___ ITEMS ___

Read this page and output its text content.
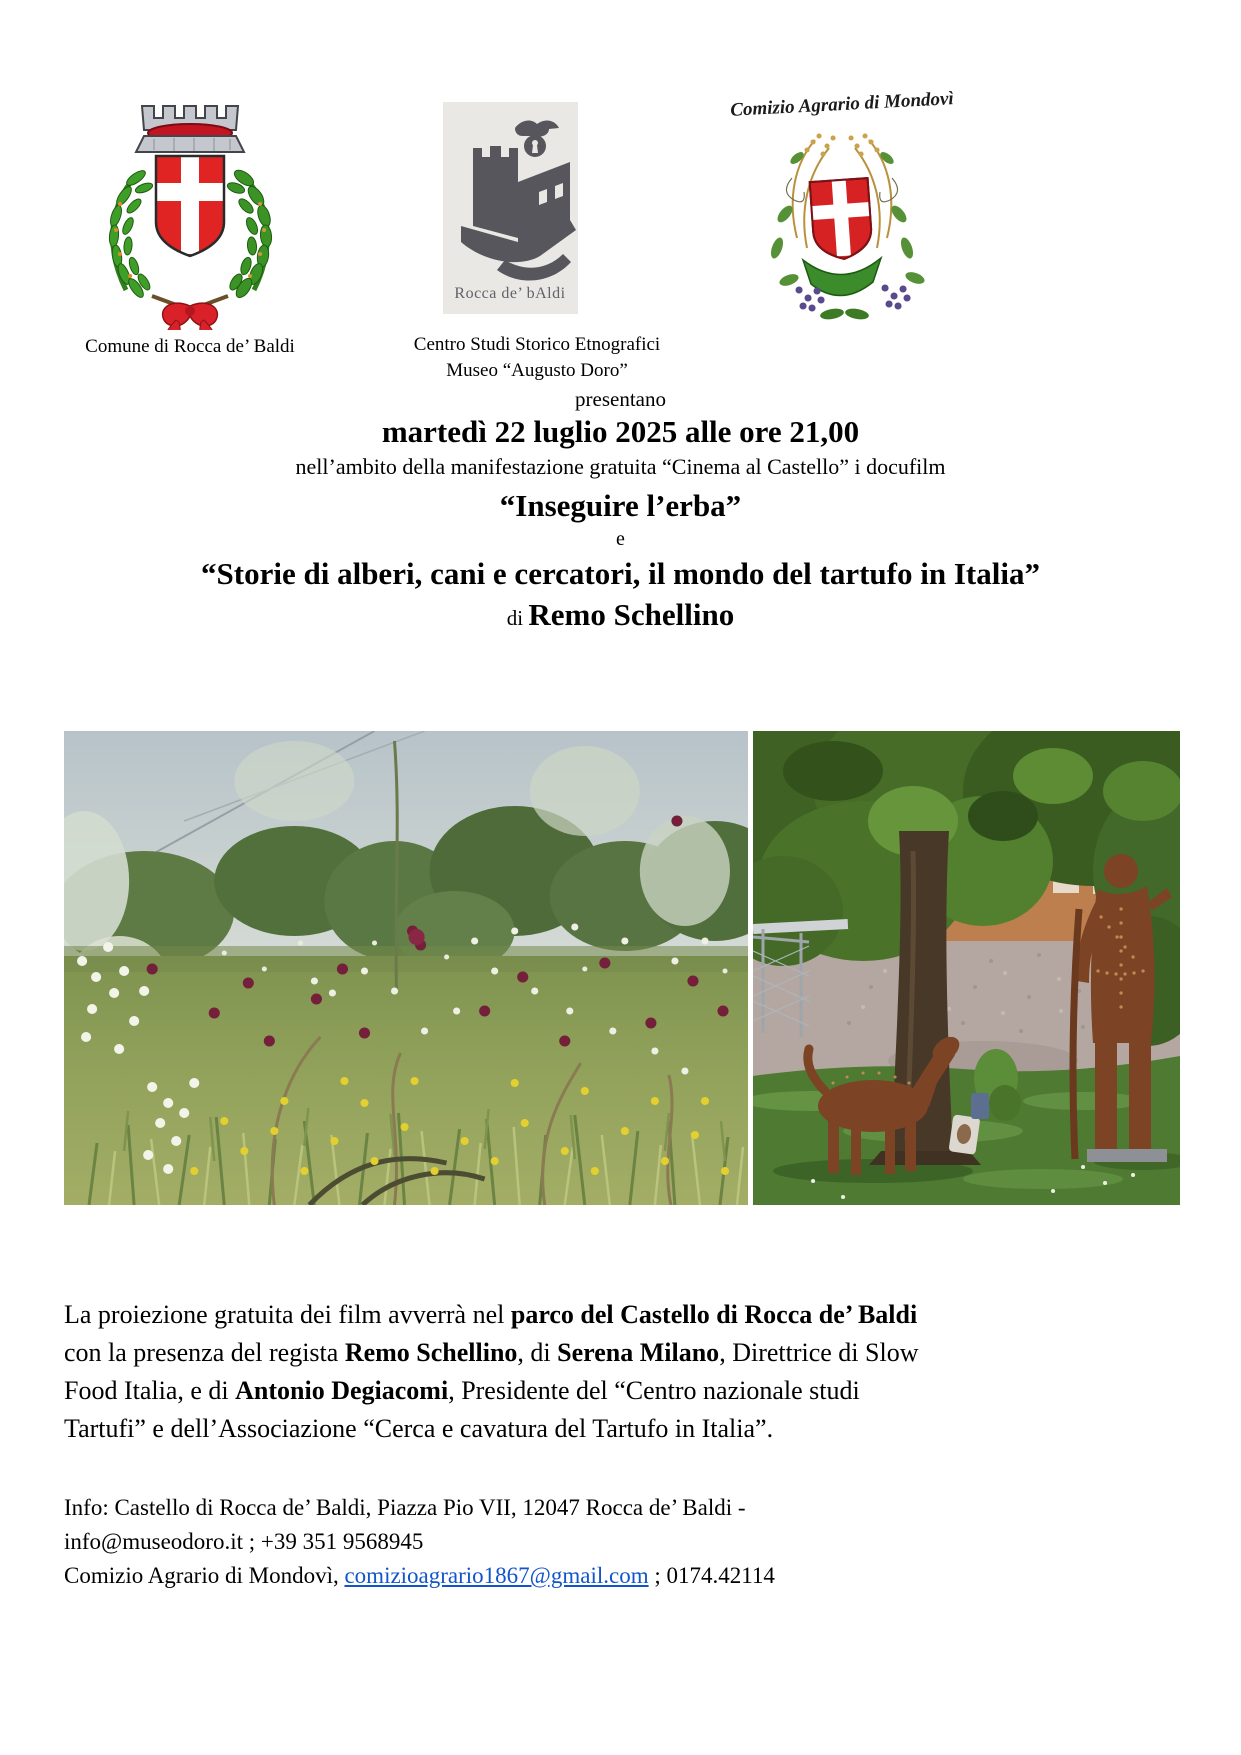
Comune di Rocca de’ Baldi
Rocca de’ bAldi
Centro Studi Storico Etnografici
Museo “Augusto Doro”
Comizio Agrario di Mondovì
presentano
martedì 22 luglio 2025 alle ore 21,00
nell’ambito della manifestazione gratuita “Cinema al Castello” i docufilm
“Inseguire l’erba”
e
“Storie di alberi, cani e cercatori, il mondo del tartufo in Italia”
di Remo Schellino

La proiezione gratuita dei film avverrà nel parco del Castello di Rocca de’ Baldi
con la presenza del regista Remo Schellino, di Serena Milano, Direttrice di Slow
Food Italia, e di Antonio Degiacomi, Presidente del “Centro nazionale studi
Tartufi” e dell’Associazione “Cerca e cavatura del Tartufo in Italia”.

Info: Castello di Rocca de’ Baldi, Piazza Pio VII, 12047 Rocca de’ Baldi -
info@museodoro.it ; +39 351 9568945
Comizio Agrario di Mondovì, comizioagrario1867@gmail.com ; 0174.42114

___

* PROBLEM DETAILS:
Gather up, from the records above, each line where the word "Castello" appears.

* FINAL RESULT:
nell’ambito della manifestazione gratuita “Cinema al Castello” i docufilm
La proiezione gratuita dei film avverrà nel parco del Castello di Rocca de’ Baldi
Info: Castello di Rocca de’ Baldi, Piazza Pio VII, 12047 Rocca de’ Baldi -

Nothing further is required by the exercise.